TASK BRIEF:
Pull every line of the entries that has the word "ylabel".

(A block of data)

- - - -

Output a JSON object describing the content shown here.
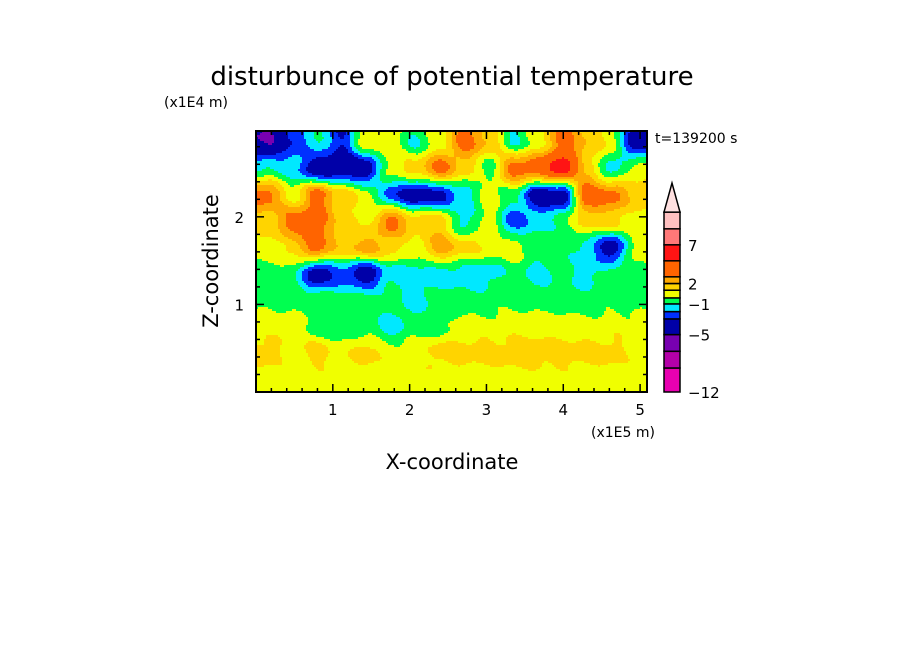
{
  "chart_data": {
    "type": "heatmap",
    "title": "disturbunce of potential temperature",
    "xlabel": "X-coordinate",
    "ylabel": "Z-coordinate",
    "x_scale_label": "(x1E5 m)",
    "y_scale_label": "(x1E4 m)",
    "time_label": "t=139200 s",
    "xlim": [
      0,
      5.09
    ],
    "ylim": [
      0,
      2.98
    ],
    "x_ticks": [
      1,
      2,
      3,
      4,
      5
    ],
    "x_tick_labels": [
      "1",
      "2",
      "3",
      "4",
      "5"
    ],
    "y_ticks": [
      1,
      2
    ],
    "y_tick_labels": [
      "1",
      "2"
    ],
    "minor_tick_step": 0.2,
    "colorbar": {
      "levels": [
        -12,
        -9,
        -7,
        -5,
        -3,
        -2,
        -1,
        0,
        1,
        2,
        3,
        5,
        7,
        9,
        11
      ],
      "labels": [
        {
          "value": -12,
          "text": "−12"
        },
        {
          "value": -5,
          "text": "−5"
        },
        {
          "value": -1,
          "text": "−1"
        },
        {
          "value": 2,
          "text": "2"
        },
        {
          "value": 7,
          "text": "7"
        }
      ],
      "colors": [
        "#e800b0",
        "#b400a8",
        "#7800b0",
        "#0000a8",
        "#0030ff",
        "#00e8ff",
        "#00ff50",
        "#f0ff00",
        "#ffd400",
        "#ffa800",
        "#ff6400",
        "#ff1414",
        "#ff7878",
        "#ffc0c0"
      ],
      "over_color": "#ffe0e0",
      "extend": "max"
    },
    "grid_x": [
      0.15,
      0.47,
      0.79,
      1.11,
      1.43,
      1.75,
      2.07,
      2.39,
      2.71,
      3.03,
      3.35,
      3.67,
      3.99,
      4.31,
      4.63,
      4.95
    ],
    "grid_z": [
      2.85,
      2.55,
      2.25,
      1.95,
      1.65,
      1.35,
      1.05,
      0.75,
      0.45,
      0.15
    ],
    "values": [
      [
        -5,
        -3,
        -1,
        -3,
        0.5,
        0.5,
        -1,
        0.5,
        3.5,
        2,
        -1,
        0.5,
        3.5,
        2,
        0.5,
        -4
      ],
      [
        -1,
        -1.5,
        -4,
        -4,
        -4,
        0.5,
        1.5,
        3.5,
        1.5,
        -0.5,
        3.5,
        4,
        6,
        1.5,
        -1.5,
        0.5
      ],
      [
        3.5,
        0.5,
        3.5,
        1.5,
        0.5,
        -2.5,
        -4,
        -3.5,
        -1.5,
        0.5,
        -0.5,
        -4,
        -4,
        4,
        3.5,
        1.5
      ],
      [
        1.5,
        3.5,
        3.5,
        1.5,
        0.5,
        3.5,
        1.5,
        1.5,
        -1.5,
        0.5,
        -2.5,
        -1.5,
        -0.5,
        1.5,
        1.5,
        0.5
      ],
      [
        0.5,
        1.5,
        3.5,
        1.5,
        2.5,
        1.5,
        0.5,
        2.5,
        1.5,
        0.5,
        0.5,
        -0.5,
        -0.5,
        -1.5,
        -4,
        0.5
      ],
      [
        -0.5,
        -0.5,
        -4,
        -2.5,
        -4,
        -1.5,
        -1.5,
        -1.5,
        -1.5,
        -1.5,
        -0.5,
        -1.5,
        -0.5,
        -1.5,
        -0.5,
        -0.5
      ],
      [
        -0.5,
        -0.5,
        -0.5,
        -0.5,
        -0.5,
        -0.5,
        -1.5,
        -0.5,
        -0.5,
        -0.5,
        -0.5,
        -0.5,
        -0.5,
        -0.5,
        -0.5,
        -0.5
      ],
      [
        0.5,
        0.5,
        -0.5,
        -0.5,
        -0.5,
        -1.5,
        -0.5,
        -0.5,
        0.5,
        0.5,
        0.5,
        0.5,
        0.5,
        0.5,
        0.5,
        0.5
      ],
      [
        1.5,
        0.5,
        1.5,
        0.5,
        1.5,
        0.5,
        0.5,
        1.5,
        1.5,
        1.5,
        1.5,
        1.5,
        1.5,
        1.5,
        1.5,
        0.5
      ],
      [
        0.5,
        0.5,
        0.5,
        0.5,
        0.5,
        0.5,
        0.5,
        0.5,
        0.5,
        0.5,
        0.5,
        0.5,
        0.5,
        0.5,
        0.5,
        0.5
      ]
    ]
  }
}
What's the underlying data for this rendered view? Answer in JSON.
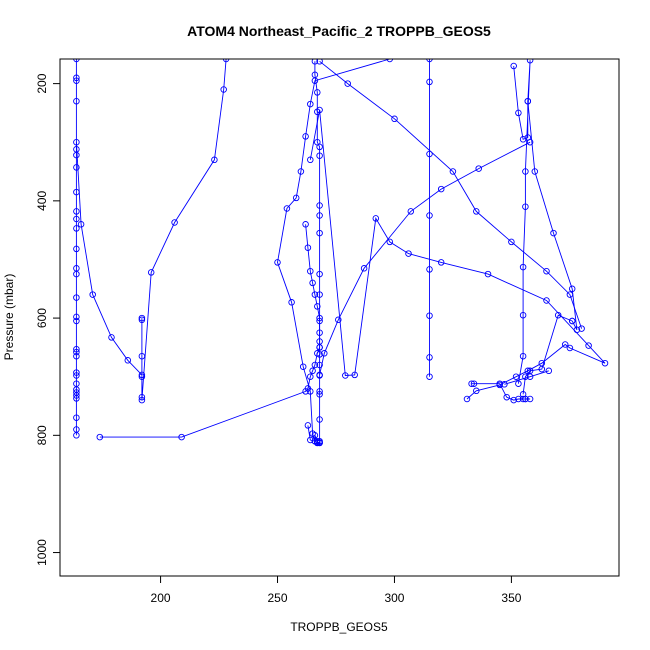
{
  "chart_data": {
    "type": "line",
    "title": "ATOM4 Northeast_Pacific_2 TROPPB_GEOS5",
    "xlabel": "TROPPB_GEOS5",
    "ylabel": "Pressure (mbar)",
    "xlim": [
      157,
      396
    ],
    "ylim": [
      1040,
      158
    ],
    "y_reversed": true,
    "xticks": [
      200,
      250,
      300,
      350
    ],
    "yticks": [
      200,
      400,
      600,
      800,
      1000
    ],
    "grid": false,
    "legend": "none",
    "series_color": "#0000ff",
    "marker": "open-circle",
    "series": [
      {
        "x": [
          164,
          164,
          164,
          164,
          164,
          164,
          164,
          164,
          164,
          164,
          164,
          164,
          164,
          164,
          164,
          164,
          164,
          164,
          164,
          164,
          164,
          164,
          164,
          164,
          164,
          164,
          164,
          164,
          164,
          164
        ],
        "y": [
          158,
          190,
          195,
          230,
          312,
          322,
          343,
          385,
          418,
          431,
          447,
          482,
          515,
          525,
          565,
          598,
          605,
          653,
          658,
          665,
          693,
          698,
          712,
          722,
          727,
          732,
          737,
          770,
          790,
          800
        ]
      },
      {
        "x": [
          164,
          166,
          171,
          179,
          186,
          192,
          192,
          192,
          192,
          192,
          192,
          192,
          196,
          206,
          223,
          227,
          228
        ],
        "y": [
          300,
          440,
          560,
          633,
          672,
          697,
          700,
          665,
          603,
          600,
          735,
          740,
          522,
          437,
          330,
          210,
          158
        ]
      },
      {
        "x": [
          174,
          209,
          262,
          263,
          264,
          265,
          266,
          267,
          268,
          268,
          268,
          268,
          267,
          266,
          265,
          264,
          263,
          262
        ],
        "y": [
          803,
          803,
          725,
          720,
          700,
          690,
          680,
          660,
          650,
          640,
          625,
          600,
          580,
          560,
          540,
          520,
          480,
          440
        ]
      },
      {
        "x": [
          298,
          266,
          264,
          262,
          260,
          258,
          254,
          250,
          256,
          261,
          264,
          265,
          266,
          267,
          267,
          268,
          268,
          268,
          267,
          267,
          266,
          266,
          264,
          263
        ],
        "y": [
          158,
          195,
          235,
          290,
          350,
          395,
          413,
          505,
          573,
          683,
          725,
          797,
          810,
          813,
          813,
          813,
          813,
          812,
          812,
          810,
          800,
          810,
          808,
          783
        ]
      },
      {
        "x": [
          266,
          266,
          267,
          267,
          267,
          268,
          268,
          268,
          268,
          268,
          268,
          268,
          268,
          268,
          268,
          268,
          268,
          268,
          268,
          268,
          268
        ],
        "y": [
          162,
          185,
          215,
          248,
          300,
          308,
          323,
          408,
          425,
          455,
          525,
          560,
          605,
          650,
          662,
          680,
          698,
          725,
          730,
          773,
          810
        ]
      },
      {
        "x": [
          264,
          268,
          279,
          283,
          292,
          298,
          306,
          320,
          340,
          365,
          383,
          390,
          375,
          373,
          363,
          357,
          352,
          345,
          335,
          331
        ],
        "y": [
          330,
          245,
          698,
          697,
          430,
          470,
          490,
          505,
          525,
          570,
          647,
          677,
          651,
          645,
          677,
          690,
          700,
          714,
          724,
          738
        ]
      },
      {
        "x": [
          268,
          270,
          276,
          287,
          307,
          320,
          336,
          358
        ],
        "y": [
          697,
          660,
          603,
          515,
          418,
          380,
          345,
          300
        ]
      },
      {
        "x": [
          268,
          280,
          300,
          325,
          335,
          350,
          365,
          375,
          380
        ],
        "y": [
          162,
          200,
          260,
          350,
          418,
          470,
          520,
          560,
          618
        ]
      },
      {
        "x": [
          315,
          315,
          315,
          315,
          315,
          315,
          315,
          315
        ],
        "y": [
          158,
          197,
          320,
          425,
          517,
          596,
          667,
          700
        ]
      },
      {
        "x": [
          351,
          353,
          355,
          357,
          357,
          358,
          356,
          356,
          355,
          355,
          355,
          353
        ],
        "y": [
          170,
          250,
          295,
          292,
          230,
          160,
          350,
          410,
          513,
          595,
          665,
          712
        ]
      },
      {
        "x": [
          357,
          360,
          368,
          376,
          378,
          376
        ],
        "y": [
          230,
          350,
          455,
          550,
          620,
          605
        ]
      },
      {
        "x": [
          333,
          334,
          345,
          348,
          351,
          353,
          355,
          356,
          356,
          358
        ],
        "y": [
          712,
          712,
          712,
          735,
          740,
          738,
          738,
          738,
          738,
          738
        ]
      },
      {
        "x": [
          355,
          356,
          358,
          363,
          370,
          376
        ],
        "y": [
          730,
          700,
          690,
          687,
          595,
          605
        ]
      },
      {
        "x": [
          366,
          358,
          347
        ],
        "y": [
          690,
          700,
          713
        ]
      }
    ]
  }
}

- - - -

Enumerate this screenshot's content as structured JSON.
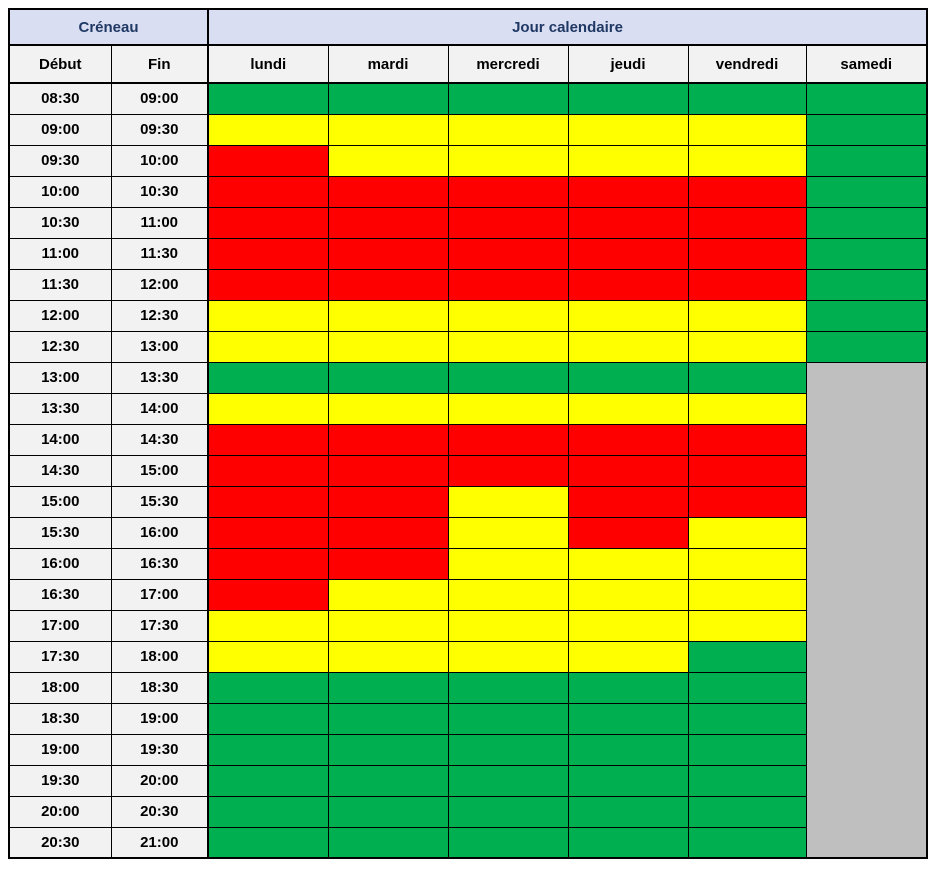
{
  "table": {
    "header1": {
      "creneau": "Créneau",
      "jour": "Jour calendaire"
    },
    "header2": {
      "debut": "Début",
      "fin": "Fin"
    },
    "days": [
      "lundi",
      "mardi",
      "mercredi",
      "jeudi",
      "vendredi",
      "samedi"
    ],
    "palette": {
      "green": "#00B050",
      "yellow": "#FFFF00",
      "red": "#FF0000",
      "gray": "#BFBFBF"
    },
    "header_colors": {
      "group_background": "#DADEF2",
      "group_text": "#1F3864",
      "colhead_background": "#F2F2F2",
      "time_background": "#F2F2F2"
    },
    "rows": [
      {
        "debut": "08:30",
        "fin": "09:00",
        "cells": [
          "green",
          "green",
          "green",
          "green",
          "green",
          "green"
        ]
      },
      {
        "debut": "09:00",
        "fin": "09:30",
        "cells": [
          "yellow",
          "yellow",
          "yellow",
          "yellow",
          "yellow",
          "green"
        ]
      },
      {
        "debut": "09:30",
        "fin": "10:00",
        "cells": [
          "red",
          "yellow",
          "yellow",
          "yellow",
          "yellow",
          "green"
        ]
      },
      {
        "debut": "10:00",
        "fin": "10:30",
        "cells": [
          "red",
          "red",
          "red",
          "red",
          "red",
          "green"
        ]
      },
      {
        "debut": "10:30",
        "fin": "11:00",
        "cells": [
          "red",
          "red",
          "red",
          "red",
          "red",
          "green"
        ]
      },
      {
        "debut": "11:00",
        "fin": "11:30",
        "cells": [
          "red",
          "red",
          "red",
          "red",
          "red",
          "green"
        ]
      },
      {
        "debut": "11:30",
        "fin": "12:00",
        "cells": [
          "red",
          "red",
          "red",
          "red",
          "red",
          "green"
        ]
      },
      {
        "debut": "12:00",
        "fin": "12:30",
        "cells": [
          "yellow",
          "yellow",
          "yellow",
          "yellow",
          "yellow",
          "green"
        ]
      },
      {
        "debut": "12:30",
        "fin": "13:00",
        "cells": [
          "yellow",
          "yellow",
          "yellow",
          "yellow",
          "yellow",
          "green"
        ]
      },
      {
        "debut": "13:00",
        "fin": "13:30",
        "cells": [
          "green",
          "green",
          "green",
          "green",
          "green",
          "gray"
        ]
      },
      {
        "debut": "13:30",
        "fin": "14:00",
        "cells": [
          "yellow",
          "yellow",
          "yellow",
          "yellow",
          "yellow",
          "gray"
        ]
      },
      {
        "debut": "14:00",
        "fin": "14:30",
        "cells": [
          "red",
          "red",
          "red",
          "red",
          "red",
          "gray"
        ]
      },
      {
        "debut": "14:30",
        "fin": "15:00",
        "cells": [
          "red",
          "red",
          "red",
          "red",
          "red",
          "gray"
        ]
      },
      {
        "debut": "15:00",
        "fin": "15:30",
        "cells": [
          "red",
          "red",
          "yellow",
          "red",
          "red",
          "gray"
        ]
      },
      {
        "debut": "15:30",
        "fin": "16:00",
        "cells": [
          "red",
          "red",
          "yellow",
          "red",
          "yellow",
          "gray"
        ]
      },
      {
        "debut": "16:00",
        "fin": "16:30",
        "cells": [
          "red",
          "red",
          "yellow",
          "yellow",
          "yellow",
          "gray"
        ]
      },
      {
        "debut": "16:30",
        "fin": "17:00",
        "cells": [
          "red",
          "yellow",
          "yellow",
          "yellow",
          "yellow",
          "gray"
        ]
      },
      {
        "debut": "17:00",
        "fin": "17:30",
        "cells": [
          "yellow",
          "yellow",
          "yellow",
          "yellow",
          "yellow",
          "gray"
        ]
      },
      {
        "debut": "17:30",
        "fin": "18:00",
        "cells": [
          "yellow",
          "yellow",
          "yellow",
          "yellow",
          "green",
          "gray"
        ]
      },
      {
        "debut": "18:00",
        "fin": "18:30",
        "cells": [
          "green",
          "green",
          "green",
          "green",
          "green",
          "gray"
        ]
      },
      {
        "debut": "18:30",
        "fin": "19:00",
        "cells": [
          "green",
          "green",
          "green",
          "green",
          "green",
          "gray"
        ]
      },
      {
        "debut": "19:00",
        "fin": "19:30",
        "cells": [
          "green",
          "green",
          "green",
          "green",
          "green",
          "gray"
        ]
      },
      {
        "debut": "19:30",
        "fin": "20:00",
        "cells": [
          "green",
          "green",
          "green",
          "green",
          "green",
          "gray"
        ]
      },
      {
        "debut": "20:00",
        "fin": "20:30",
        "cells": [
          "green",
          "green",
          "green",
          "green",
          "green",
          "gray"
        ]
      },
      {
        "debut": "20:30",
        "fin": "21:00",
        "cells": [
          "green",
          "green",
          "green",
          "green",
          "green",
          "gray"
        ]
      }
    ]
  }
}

- - - -

OUTPUT FOR THIS TASK:
    "ylabel": "Z-coordinate",
    "ylabel": "Pressure (mbar)",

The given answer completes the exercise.